Track down each line that has the word "食品生产许可分类目录" and copy it.

###

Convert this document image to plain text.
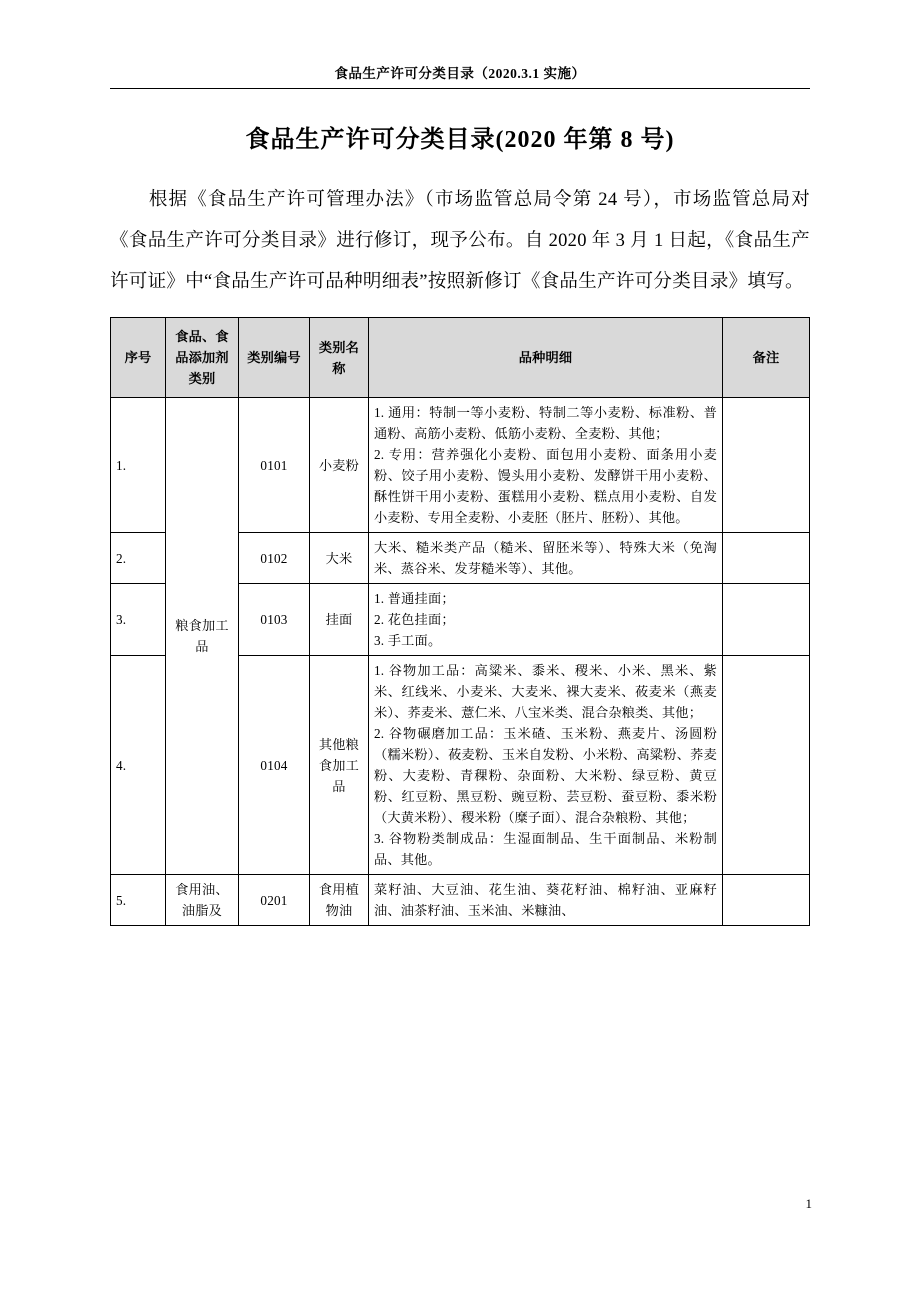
食品生产许可分类目录（2020.3.1 实施）
食品生产许可分类目录(2020 年第 8 号)

根据《食品生产许可管理办法》（市场监管总局令第 24 号），市场监管总局对《食品生产许可分类目录》进行修订，现予公布。自 2020 年 3 月 1 日起，《食品生产许可证》中“食品生产许可品种明细表”按照新修订《食品生产许可分类目录》填写。

序号	食品、食品添加剂类别	类别编号	类别名称	品种明细	备注
1.	粮食加工品	0101	小麦粉	1. 通用：特制一等小麦粉、特制二等小麦粉、标准粉、普通粉、高筋小麦粉、低筋小麦粉、全麦粉、其他；

2. 专用：营养强化小麦粉、面包用小麦粉、面条用小麦粉、饺子用小麦粉、馒头用小麦粉、发酵饼干用小麦粉、酥性饼干用小麦粉、蛋糕用小麦粉、糕点用小麦粉、自发小麦粉、专用全麦粉、小麦胚（胚片、胚粉）、其他。	

2.		0102	大米	大米、糙米类产品（糙米、留胚米等）、特殊大米（免淘米、蒸谷米、发芽糙米等）、其他。	

3.		0103	挂面	1. 普通挂面；

2. 花色挂面；

3. 手工面。	

4.		0104	其他粮食加工品	1. 谷物加工品：高粱米、黍米、稷米、小米、黑米、紫米、红线米、小麦米、大麦米、裸大麦米、莜麦米（燕麦米）、荞麦米、薏仁米、八宝米类、混合杂粮类、其他；

2. 谷物碾磨加工品：玉米碴、玉米粉、燕麦片、汤圆粉（糯米粉）、莜麦粉、玉米自发粉、小米粉、高粱粉、荞麦粉、大麦粉、青稞粉、杂面粉、大米粉、绿豆粉、黄豆粉、红豆粉、黑豆粉、豌豆粉、芸豆粉、蚕豆粉、黍米粉（大黄米粉）、稷米粉（糜子面）、混合杂粮粉、其他；

3. 谷物粉类制成品：生湿面制品、生干面制品、米粉制品、其他。	

5.	食用油、油脂及	0201	食用植物油	菜籽油、大豆油、花生油、葵花籽油、棉籽油、亚麻籽油、油茶籽油、玉米油、米糠油、	

1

###

CORRECT ANSWER:
食品生产许可分类目录（2020.3.1 实施）
食品生产许可分类目录(2020 年第 8 号)
根据《食品生产许可管理办法》（市场监管总局令第 24 号），市场监管总局对《食品生产许可分类目录》进行修订，现予公布。自 2020 年 3 月 1 日起，《食品生产许可证》中“食品生产许可品种明细表”按照新修订《食品生产许可分类目录》填写。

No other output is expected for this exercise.